TASK DESCRIPTION: Output the records below without any changes, from the line containing "What elements are" through the line containing "tile-box [228,128,490,373]", including both of those lines.

※ ※ ※

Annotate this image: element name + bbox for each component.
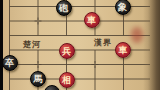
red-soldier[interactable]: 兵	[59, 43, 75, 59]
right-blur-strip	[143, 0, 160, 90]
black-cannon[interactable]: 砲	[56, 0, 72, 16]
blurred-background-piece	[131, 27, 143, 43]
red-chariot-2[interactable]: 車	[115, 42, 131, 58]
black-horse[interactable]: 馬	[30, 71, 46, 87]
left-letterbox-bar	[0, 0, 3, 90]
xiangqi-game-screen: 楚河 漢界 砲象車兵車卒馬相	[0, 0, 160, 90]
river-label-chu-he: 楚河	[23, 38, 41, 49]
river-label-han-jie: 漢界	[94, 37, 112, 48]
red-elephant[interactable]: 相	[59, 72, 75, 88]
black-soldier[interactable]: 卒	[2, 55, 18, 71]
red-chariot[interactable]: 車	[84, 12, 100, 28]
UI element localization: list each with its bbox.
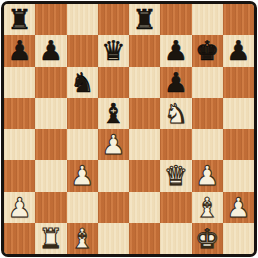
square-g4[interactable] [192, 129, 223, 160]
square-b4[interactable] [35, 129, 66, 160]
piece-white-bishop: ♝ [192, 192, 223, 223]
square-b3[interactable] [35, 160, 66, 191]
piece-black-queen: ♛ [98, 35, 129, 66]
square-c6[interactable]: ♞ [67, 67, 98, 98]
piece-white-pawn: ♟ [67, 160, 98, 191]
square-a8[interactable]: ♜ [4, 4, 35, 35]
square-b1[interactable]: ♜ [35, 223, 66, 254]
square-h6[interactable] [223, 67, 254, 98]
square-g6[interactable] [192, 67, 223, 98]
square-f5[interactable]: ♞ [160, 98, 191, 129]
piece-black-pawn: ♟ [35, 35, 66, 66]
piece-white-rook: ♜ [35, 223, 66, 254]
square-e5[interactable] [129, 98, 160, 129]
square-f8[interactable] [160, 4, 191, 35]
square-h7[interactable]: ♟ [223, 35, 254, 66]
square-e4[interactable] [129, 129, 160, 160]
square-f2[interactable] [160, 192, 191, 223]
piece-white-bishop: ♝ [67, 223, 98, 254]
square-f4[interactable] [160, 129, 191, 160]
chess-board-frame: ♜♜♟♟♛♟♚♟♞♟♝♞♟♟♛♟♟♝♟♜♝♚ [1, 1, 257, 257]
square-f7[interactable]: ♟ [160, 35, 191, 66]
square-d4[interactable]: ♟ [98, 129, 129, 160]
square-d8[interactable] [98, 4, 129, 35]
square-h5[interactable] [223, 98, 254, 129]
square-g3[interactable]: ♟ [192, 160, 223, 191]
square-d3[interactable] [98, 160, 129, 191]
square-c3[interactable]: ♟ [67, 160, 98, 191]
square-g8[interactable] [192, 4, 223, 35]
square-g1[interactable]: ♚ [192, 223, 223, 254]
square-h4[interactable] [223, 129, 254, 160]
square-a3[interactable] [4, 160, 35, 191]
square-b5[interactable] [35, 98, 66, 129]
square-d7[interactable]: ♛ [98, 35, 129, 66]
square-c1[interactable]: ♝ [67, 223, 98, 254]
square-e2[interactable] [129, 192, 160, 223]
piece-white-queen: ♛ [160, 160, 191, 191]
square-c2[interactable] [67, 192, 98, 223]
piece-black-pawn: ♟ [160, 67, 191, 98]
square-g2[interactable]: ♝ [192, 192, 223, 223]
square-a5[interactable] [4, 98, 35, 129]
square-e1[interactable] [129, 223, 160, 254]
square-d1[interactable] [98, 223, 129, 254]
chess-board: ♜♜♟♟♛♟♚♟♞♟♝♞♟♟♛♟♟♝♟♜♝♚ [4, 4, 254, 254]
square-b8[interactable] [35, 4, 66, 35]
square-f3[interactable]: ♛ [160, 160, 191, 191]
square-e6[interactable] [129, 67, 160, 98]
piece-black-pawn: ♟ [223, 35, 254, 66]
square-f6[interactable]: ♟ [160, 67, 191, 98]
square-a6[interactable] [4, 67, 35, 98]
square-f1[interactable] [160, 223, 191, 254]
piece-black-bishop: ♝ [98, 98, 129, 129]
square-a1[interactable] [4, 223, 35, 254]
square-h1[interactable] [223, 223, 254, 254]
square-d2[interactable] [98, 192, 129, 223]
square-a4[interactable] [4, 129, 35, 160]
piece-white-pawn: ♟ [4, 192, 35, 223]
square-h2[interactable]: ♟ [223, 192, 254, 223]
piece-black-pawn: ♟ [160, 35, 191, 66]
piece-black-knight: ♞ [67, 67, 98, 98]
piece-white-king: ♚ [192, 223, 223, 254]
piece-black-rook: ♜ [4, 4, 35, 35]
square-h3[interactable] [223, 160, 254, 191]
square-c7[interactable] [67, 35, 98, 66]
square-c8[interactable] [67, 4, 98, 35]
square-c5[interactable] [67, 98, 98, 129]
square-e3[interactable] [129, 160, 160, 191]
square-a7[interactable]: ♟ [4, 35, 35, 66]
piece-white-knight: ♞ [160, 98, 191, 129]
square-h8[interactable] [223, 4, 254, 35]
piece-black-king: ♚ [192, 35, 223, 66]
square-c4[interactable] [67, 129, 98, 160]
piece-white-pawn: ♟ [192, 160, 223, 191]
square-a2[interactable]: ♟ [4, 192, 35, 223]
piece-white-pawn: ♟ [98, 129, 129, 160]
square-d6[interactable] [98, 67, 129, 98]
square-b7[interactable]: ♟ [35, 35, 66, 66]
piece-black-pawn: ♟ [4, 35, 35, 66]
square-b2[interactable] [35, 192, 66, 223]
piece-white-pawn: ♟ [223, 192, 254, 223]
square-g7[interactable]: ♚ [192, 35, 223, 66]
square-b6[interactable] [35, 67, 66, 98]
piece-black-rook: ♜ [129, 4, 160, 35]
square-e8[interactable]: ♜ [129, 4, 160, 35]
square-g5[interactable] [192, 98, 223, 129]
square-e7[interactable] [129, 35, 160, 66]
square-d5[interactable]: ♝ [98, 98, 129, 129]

※ ※ ※

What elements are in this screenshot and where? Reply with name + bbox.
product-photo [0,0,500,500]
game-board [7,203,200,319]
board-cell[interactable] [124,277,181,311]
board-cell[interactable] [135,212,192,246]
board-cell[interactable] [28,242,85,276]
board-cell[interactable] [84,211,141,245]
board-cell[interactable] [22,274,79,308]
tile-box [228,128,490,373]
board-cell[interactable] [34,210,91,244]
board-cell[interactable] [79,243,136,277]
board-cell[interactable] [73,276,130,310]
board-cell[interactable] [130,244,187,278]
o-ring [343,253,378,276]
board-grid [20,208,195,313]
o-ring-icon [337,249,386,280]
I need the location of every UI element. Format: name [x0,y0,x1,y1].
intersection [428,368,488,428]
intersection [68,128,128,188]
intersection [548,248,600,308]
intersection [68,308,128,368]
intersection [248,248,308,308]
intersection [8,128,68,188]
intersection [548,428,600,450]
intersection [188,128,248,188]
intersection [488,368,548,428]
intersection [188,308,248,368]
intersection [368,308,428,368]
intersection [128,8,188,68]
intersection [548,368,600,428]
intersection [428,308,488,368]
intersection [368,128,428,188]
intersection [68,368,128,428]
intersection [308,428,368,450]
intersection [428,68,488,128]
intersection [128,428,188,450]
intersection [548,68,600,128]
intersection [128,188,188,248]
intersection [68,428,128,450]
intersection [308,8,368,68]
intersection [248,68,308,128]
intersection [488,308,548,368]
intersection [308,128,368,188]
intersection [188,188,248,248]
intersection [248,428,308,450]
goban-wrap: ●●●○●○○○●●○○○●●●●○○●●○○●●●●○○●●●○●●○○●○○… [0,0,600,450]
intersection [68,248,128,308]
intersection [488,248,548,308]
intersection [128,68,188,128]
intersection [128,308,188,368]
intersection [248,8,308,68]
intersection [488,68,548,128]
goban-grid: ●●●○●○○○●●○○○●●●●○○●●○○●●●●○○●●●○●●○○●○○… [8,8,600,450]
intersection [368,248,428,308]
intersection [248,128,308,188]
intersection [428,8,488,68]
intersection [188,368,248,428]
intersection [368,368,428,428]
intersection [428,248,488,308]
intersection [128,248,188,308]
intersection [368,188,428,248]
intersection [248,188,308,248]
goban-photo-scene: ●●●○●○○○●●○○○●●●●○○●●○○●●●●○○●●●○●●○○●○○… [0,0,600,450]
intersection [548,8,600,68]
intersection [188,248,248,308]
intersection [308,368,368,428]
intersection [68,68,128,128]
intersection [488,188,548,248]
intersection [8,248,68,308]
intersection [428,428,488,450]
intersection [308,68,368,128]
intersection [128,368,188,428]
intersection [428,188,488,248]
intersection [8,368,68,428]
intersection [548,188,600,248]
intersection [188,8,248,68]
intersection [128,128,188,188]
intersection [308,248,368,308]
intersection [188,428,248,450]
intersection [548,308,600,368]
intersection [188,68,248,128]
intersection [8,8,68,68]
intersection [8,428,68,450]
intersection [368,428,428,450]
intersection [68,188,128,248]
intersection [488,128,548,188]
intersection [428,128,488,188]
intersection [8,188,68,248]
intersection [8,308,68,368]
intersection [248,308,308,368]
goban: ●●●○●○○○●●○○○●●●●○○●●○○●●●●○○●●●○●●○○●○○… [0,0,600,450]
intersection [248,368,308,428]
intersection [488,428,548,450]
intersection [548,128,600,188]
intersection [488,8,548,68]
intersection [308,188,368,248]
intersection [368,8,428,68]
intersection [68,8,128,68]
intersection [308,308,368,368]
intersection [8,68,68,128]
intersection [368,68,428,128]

※ ※ ※

EXERCISE SOLUTION:
What elements are in this screenshot and where? Reply with name + bbox.
product-photo [0,0,500,500]
game-board [7,203,200,319]
board-cell[interactable] [124,277,181,311]
board-cell[interactable] [135,212,192,246]
board-cell[interactable] [28,242,85,276]
board-cell[interactable] [84,211,141,245]
board-cell[interactable] [22,274,79,308]
tile-box [228,128,490,373]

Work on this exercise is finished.